WHAT THIS TASK INVOLVES
Output all of the data below exactly as given.
------ EXTRACTED MATERIAL ------
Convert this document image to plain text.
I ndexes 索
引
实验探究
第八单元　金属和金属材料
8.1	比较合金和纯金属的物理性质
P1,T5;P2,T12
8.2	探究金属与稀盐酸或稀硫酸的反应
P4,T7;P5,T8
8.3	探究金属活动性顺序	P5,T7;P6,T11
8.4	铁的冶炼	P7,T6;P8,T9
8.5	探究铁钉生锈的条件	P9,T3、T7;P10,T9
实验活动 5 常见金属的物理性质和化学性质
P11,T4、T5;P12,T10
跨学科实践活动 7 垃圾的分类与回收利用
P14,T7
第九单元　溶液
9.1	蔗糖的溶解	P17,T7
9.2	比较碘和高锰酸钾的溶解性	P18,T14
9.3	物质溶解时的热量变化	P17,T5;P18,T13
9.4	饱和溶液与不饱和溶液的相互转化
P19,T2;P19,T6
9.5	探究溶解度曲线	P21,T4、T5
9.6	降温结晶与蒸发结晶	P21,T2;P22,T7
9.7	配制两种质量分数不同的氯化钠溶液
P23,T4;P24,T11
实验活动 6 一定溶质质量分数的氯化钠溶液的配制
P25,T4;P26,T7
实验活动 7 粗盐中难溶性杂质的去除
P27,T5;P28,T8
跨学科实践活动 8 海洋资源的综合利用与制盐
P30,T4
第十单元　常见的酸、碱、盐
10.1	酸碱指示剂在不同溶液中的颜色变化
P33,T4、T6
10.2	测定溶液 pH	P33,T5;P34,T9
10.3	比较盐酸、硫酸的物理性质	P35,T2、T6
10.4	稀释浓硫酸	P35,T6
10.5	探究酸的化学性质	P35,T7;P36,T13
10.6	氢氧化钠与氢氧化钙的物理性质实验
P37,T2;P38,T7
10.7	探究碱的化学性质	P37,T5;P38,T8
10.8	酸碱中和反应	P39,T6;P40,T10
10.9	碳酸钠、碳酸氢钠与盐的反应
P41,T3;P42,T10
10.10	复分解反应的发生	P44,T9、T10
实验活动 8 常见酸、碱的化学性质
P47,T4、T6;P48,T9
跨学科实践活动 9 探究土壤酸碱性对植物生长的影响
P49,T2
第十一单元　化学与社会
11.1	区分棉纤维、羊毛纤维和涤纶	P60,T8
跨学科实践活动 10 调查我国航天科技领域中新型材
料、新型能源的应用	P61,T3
------
ANSWER TO THE EXERCISE
Convert this document image to plain text.
I ndexes 索
引
实验探究
第八单元　金属和金属材料
8.1	比较合金和纯金属的物理性质
P1,T5;P2,T12
8.2	探究金属与稀盐酸或稀硫酸的反应
P4,T7;P5,T8
8.3	探究金属活动性顺序	P5,T7;P6,T11
8.4	铁的冶炼	P7,T6;P8,T9
8.5	探究铁钉生锈的条件	P9,T3、T7;P10,T9
实验活动 5 常见金属的物理性质和化学性质
P11,T4、T5;P12,T10
跨学科实践活动 7 垃圾的分类与回收利用
P14,T7
第九单元　溶液
9.1	蔗糖的溶解	P17,T7
9.2	比较碘和高锰酸钾的溶解性	P18,T14
9.3	物质溶解时的热量变化	P17,T5;P18,T13
9.4	饱和溶液与不饱和溶液的相互转化
P19,T2;P19,T6
9.5	探究溶解度曲线	P21,T4、T5
9.6	降温结晶与蒸发结晶	P21,T2;P22,T7
9.7	配制两种质量分数不同的氯化钠溶液
P23,T4;P24,T11
实验活动 6 一定溶质质量分数的氯化钠溶液的配制
P25,T4;P26,T7
实验活动 7 粗盐中难溶性杂质的去除
P27,T5;P28,T8
跨学科实践活动 8 海洋资源的综合利用与制盐
P30,T4
第十单元　常见的酸、碱、盐
10.1	酸碱指示剂在不同溶液中的颜色变化
P33,T4、T6
10.2	测定溶液 pH	P33,T5;P34,T9
10.3	比较盐酸、硫酸的物理性质	P35,T2、T6
10.4	稀释浓硫酸	P35,T6
10.5	探究酸的化学性质	P35,T7;P36,T13
10.6	氢氧化钠与氢氧化钙的物理性质实验
P37,T2;P38,T7
10.7	探究碱的化学性质	P37,T5;P38,T8
10.8	酸碱中和反应	P39,T6;P40,T10
10.9	碳酸钠、碳酸氢钠与盐的反应
P41,T3;P42,T10
10.10	复分解反应的发生	P44,T9、T10
实验活动 8 常见酸、碱的化学性质
P47,T4、T6;P48,T9
跨学科实践活动 9 探究土壤酸碱性对植物生长的影响
P49,T2
第十一单元　化学与社会
11.1	区分棉纤维、羊毛纤维和涤纶	P60,T8
跨学科实践活动 10 调查我国航天科技领域中新型材
料、新型能源的应用	P61,T3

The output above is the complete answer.